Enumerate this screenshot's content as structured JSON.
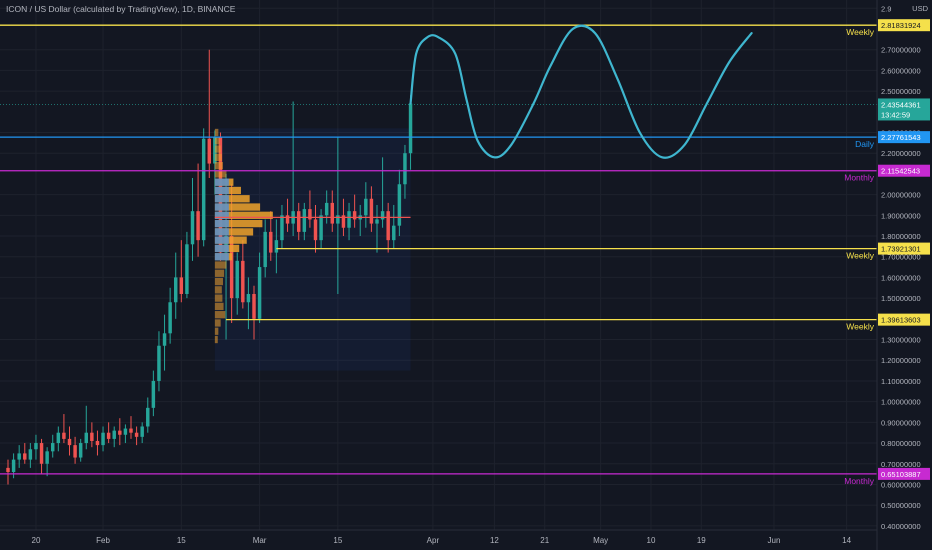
{
  "header": {
    "title": "ICON / US Dollar (calculated by TradingView), 1D, BINANCE",
    "currency": "USD"
  },
  "colors": {
    "background": "#131722",
    "grid": "#1e222d",
    "up": "#26a69a",
    "down": "#ef5350",
    "weekly": "#f5e04b",
    "daily": "#2196f3",
    "monthly": "#c72ad1",
    "drawing": "#3fb6cf",
    "profile": "#f0a32b",
    "profile_value_area": "#4a8fe0",
    "price_tag": "#26a69a"
  },
  "chart_data": {
    "type": "candlestick",
    "title": "ICON / US Dollar (calculated by TradingView), 1D, BINANCE",
    "y_unit": "USD",
    "ylim": [
      0.38,
      2.94
    ],
    "xlim": [
      "2021-01-15",
      "2021-06-18"
    ],
    "x_ticks": [
      {
        "date": "2021-01-20",
        "label": "20"
      },
      {
        "date": "2021-02-01",
        "label": "Feb"
      },
      {
        "date": "2021-02-15",
        "label": "15"
      },
      {
        "date": "2021-03-01",
        "label": "Mar"
      },
      {
        "date": "2021-03-15",
        "label": "15"
      },
      {
        "date": "2021-04-01",
        "label": "Apr"
      },
      {
        "date": "2021-04-12",
        "label": "12"
      },
      {
        "date": "2021-04-21",
        "label": "21"
      },
      {
        "date": "2021-05-01",
        "label": "May"
      },
      {
        "date": "2021-05-10",
        "label": "10"
      },
      {
        "date": "2021-05-19",
        "label": "19"
      },
      {
        "date": "2021-06-01",
        "label": "Jun"
      },
      {
        "date": "2021-06-14",
        "label": "14"
      }
    ],
    "y_ticks": [
      {
        "value": 2.9,
        "label": "2.9"
      },
      {
        "value": 2.7,
        "label": "2.70000000"
      },
      {
        "value": 2.6,
        "label": "2.60000000"
      },
      {
        "value": 2.5,
        "label": "2.50000000"
      },
      {
        "value": 2.3,
        "label": "2.30000000"
      },
      {
        "value": 2.2,
        "label": "2.20000000"
      },
      {
        "value": 2.0,
        "label": "2.00000000"
      },
      {
        "value": 1.9,
        "label": "1.90000000"
      },
      {
        "value": 1.8,
        "label": "1.80000000"
      },
      {
        "value": 1.7,
        "label": "1.70000000"
      },
      {
        "value": 1.6,
        "label": "1.60000000"
      },
      {
        "value": 1.5,
        "label": "1.50000000"
      },
      {
        "value": 1.3,
        "label": "1.30000000"
      },
      {
        "value": 1.2,
        "label": "1.20000000"
      },
      {
        "value": 1.1,
        "label": "1.10000000"
      },
      {
        "value": 1.0,
        "label": "1.00000000"
      },
      {
        "value": 0.9,
        "label": "0.90000000"
      },
      {
        "value": 0.8,
        "label": "0.80000000"
      },
      {
        "value": 0.7,
        "label": "0.70000000"
      },
      {
        "value": 0.6,
        "label": "0.60000000"
      },
      {
        "value": 0.5,
        "label": "0.50000000"
      },
      {
        "value": 0.4,
        "label": "0.40000000"
      }
    ],
    "levels": [
      {
        "value": 2.81831924,
        "label": "2.81831924",
        "tag": "Weekly",
        "kind": "weekly"
      },
      {
        "value": 2.27761543,
        "label": "2.27761543",
        "tag": "Daily",
        "kind": "daily"
      },
      {
        "value": 2.11542543,
        "label": "2.11542543",
        "tag": "Monthly",
        "kind": "monthly"
      },
      {
        "value": 1.73921301,
        "label": "1.73921301",
        "tag": "Weekly",
        "kind": "weekly",
        "from": "2021-03-04"
      },
      {
        "value": 1.39613603,
        "label": "1.39613603",
        "tag": "Weekly",
        "kind": "weekly",
        "from": "2021-02-23"
      },
      {
        "value": 0.65103887,
        "label": "0.65103887",
        "tag": "Monthly",
        "kind": "monthly"
      }
    ],
    "last_price": {
      "value": 2.43544361,
      "label": "2.43544361",
      "countdown": "13:42:59"
    },
    "candles": [
      {
        "d": "2021-01-15",
        "o": 0.68,
        "h": 0.72,
        "l": 0.6,
        "c": 0.66
      },
      {
        "d": "2021-01-16",
        "o": 0.66,
        "h": 0.75,
        "l": 0.63,
        "c": 0.72
      },
      {
        "d": "2021-01-17",
        "o": 0.72,
        "h": 0.79,
        "l": 0.68,
        "c": 0.75
      },
      {
        "d": "2021-01-18",
        "o": 0.75,
        "h": 0.8,
        "l": 0.7,
        "c": 0.72
      },
      {
        "d": "2021-01-19",
        "o": 0.72,
        "h": 0.8,
        "l": 0.68,
        "c": 0.77
      },
      {
        "d": "2021-01-20",
        "o": 0.77,
        "h": 0.84,
        "l": 0.72,
        "c": 0.8
      },
      {
        "d": "2021-01-21",
        "o": 0.8,
        "h": 0.82,
        "l": 0.65,
        "c": 0.7
      },
      {
        "d": "2021-01-22",
        "o": 0.7,
        "h": 0.78,
        "l": 0.64,
        "c": 0.76
      },
      {
        "d": "2021-01-23",
        "o": 0.76,
        "h": 0.84,
        "l": 0.73,
        "c": 0.8
      },
      {
        "d": "2021-01-24",
        "o": 0.8,
        "h": 0.88,
        "l": 0.76,
        "c": 0.85
      },
      {
        "d": "2021-01-25",
        "o": 0.85,
        "h": 0.94,
        "l": 0.8,
        "c": 0.82
      },
      {
        "d": "2021-01-26",
        "o": 0.82,
        "h": 0.88,
        "l": 0.74,
        "c": 0.79
      },
      {
        "d": "2021-01-27",
        "o": 0.79,
        "h": 0.83,
        "l": 0.7,
        "c": 0.73
      },
      {
        "d": "2021-01-28",
        "o": 0.73,
        "h": 0.82,
        "l": 0.71,
        "c": 0.8
      },
      {
        "d": "2021-01-29",
        "o": 0.8,
        "h": 0.98,
        "l": 0.77,
        "c": 0.85
      },
      {
        "d": "2021-01-30",
        "o": 0.85,
        "h": 0.9,
        "l": 0.78,
        "c": 0.81
      },
      {
        "d": "2021-01-31",
        "o": 0.81,
        "h": 0.86,
        "l": 0.74,
        "c": 0.79
      },
      {
        "d": "2021-02-01",
        "o": 0.79,
        "h": 0.88,
        "l": 0.76,
        "c": 0.85
      },
      {
        "d": "2021-02-02",
        "o": 0.85,
        "h": 0.9,
        "l": 0.8,
        "c": 0.82
      },
      {
        "d": "2021-02-03",
        "o": 0.82,
        "h": 0.88,
        "l": 0.78,
        "c": 0.86
      },
      {
        "d": "2021-02-04",
        "o": 0.86,
        "h": 0.92,
        "l": 0.79,
        "c": 0.84
      },
      {
        "d": "2021-02-05",
        "o": 0.84,
        "h": 0.89,
        "l": 0.8,
        "c": 0.87
      },
      {
        "d": "2021-02-06",
        "o": 0.87,
        "h": 0.93,
        "l": 0.82,
        "c": 0.85
      },
      {
        "d": "2021-02-07",
        "o": 0.85,
        "h": 0.88,
        "l": 0.79,
        "c": 0.83
      },
      {
        "d": "2021-02-08",
        "o": 0.83,
        "h": 0.9,
        "l": 0.8,
        "c": 0.88
      },
      {
        "d": "2021-02-09",
        "o": 0.88,
        "h": 1.02,
        "l": 0.85,
        "c": 0.97
      },
      {
        "d": "2021-02-10",
        "o": 0.97,
        "h": 1.15,
        "l": 0.93,
        "c": 1.1
      },
      {
        "d": "2021-02-11",
        "o": 1.1,
        "h": 1.34,
        "l": 1.05,
        "c": 1.27
      },
      {
        "d": "2021-02-12",
        "o": 1.27,
        "h": 1.42,
        "l": 1.15,
        "c": 1.33
      },
      {
        "d": "2021-02-13",
        "o": 1.33,
        "h": 1.55,
        "l": 1.28,
        "c": 1.48
      },
      {
        "d": "2021-02-14",
        "o": 1.48,
        "h": 1.72,
        "l": 1.4,
        "c": 1.6
      },
      {
        "d": "2021-02-15",
        "o": 1.6,
        "h": 1.78,
        "l": 1.48,
        "c": 1.52
      },
      {
        "d": "2021-02-16",
        "o": 1.52,
        "h": 1.82,
        "l": 1.5,
        "c": 1.76
      },
      {
        "d": "2021-02-17",
        "o": 1.76,
        "h": 2.08,
        "l": 1.68,
        "c": 1.92
      },
      {
        "d": "2021-02-18",
        "o": 1.92,
        "h": 2.15,
        "l": 1.7,
        "c": 1.78
      },
      {
        "d": "2021-02-19",
        "o": 1.78,
        "h": 2.32,
        "l": 1.75,
        "c": 2.27
      },
      {
        "d": "2021-02-20",
        "o": 2.27,
        "h": 2.7,
        "l": 2.08,
        "c": 2.15
      },
      {
        "d": "2021-02-21",
        "o": 2.15,
        "h": 2.31,
        "l": 2.0,
        "c": 2.28
      },
      {
        "d": "2021-02-22",
        "o": 2.28,
        "h": 2.3,
        "l": 1.68,
        "c": 1.72
      },
      {
        "d": "2021-02-23",
        "o": 1.72,
        "h": 2.1,
        "l": 1.3,
        "c": 1.8
      },
      {
        "d": "2021-02-24",
        "o": 1.8,
        "h": 2.05,
        "l": 1.38,
        "c": 1.5
      },
      {
        "d": "2021-02-25",
        "o": 1.5,
        "h": 1.72,
        "l": 1.42,
        "c": 1.68
      },
      {
        "d": "2021-02-26",
        "o": 1.68,
        "h": 1.78,
        "l": 1.45,
        "c": 1.48
      },
      {
        "d": "2021-02-27",
        "o": 1.48,
        "h": 1.6,
        "l": 1.35,
        "c": 1.52
      },
      {
        "d": "2021-02-28",
        "o": 1.52,
        "h": 1.56,
        "l": 1.3,
        "c": 1.4
      },
      {
        "d": "2021-03-01",
        "o": 1.4,
        "h": 1.72,
        "l": 1.38,
        "c": 1.65
      },
      {
        "d": "2021-03-02",
        "o": 1.65,
        "h": 1.88,
        "l": 1.6,
        "c": 1.82
      },
      {
        "d": "2021-03-03",
        "o": 1.82,
        "h": 1.92,
        "l": 1.68,
        "c": 1.72
      },
      {
        "d": "2021-03-04",
        "o": 1.72,
        "h": 1.88,
        "l": 1.62,
        "c": 1.78
      },
      {
        "d": "2021-03-05",
        "o": 1.78,
        "h": 1.95,
        "l": 1.74,
        "c": 1.9
      },
      {
        "d": "2021-03-06",
        "o": 1.9,
        "h": 1.98,
        "l": 1.82,
        "c": 1.86
      },
      {
        "d": "2021-03-07",
        "o": 1.86,
        "h": 2.45,
        "l": 1.8,
        "c": 1.92
      },
      {
        "d": "2021-03-08",
        "o": 1.92,
        "h": 1.96,
        "l": 1.78,
        "c": 1.82
      },
      {
        "d": "2021-03-09",
        "o": 1.82,
        "h": 1.96,
        "l": 1.78,
        "c": 1.93
      },
      {
        "d": "2021-03-10",
        "o": 1.93,
        "h": 2.02,
        "l": 1.84,
        "c": 1.88
      },
      {
        "d": "2021-03-11",
        "o": 1.88,
        "h": 1.95,
        "l": 1.72,
        "c": 1.78
      },
      {
        "d": "2021-03-12",
        "o": 1.78,
        "h": 1.93,
        "l": 1.74,
        "c": 1.9
      },
      {
        "d": "2021-03-13",
        "o": 1.9,
        "h": 2.02,
        "l": 1.86,
        "c": 1.96
      },
      {
        "d": "2021-03-14",
        "o": 1.96,
        "h": 2.02,
        "l": 1.82,
        "c": 1.86
      },
      {
        "d": "2021-03-15",
        "o": 1.86,
        "h": 2.28,
        "l": 1.52,
        "c": 1.9
      },
      {
        "d": "2021-03-16",
        "o": 1.9,
        "h": 1.98,
        "l": 1.8,
        "c": 1.84
      },
      {
        "d": "2021-03-17",
        "o": 1.84,
        "h": 1.96,
        "l": 1.78,
        "c": 1.92
      },
      {
        "d": "2021-03-18",
        "o": 1.92,
        "h": 2.0,
        "l": 1.84,
        "c": 1.88
      },
      {
        "d": "2021-03-19",
        "o": 1.88,
        "h": 1.95,
        "l": 1.8,
        "c": 1.9
      },
      {
        "d": "2021-03-20",
        "o": 1.9,
        "h": 2.06,
        "l": 1.84,
        "c": 1.98
      },
      {
        "d": "2021-03-21",
        "o": 1.98,
        "h": 2.04,
        "l": 1.82,
        "c": 1.86
      },
      {
        "d": "2021-03-22",
        "o": 1.86,
        "h": 1.95,
        "l": 1.72,
        "c": 1.88
      },
      {
        "d": "2021-03-23",
        "o": 1.88,
        "h": 2.18,
        "l": 1.84,
        "c": 1.92
      },
      {
        "d": "2021-03-24",
        "o": 1.92,
        "h": 1.96,
        "l": 1.72,
        "c": 1.78
      },
      {
        "d": "2021-03-25",
        "o": 1.78,
        "h": 1.95,
        "l": 1.74,
        "c": 1.85
      },
      {
        "d": "2021-03-26",
        "o": 1.85,
        "h": 2.12,
        "l": 1.8,
        "c": 2.05
      },
      {
        "d": "2021-03-27",
        "o": 2.05,
        "h": 2.24,
        "l": 1.98,
        "c": 2.2
      },
      {
        "d": "2021-03-28",
        "o": 2.2,
        "h": 2.48,
        "l": 2.12,
        "c": 2.44
      }
    ],
    "volume_profile": {
      "from": "2021-02-21",
      "to": "2021-03-28",
      "low": 1.15,
      "high": 2.32,
      "poc": 1.89,
      "value_area": [
        1.7,
        2.08
      ],
      "bins": [
        {
          "p": 2.3,
          "v": 0.06
        },
        {
          "p": 2.26,
          "v": 0.08
        },
        {
          "p": 2.22,
          "v": 0.1
        },
        {
          "p": 2.18,
          "v": 0.12
        },
        {
          "p": 2.14,
          "v": 0.14
        },
        {
          "p": 2.1,
          "v": 0.2
        },
        {
          "p": 2.06,
          "v": 0.32
        },
        {
          "p": 2.02,
          "v": 0.45
        },
        {
          "p": 1.98,
          "v": 0.6
        },
        {
          "p": 1.94,
          "v": 0.78
        },
        {
          "p": 1.9,
          "v": 1.0
        },
        {
          "p": 1.86,
          "v": 0.82
        },
        {
          "p": 1.82,
          "v": 0.66
        },
        {
          "p": 1.78,
          "v": 0.55
        },
        {
          "p": 1.74,
          "v": 0.42
        },
        {
          "p": 1.7,
          "v": 0.3
        },
        {
          "p": 1.66,
          "v": 0.2
        },
        {
          "p": 1.62,
          "v": 0.16
        },
        {
          "p": 1.58,
          "v": 0.14
        },
        {
          "p": 1.54,
          "v": 0.12
        },
        {
          "p": 1.5,
          "v": 0.13
        },
        {
          "p": 1.46,
          "v": 0.15
        },
        {
          "p": 1.42,
          "v": 0.18
        },
        {
          "p": 1.38,
          "v": 0.1
        },
        {
          "p": 1.34,
          "v": 0.06
        },
        {
          "p": 1.3,
          "v": 0.05
        }
      ]
    },
    "forecast_path": [
      {
        "d": "2021-03-28",
        "v": 2.44
      },
      {
        "d": "2021-03-29",
        "v": 2.68
      },
      {
        "d": "2021-03-31",
        "v": 2.76
      },
      {
        "d": "2021-04-02",
        "v": 2.76
      },
      {
        "d": "2021-04-05",
        "v": 2.68
      },
      {
        "d": "2021-04-07",
        "v": 2.46
      },
      {
        "d": "2021-04-09",
        "v": 2.26
      },
      {
        "d": "2021-04-12",
        "v": 2.18
      },
      {
        "d": "2021-04-15",
        "v": 2.24
      },
      {
        "d": "2021-04-19",
        "v": 2.44
      },
      {
        "d": "2021-04-22",
        "v": 2.62
      },
      {
        "d": "2021-04-26",
        "v": 2.8
      },
      {
        "d": "2021-04-30",
        "v": 2.78
      },
      {
        "d": "2021-05-04",
        "v": 2.56
      },
      {
        "d": "2021-05-08",
        "v": 2.3
      },
      {
        "d": "2021-05-12",
        "v": 2.18
      },
      {
        "d": "2021-05-16",
        "v": 2.24
      },
      {
        "d": "2021-05-20",
        "v": 2.44
      },
      {
        "d": "2021-05-24",
        "v": 2.64
      },
      {
        "d": "2021-05-28",
        "v": 2.78
      }
    ]
  }
}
# # #
_The problem_: Pick out the lines that contain "from" and copy them.

_Answer below_:
        "from": "2021-03-04"
        "from": "2021-02-23"
      "from": "2021-02-21",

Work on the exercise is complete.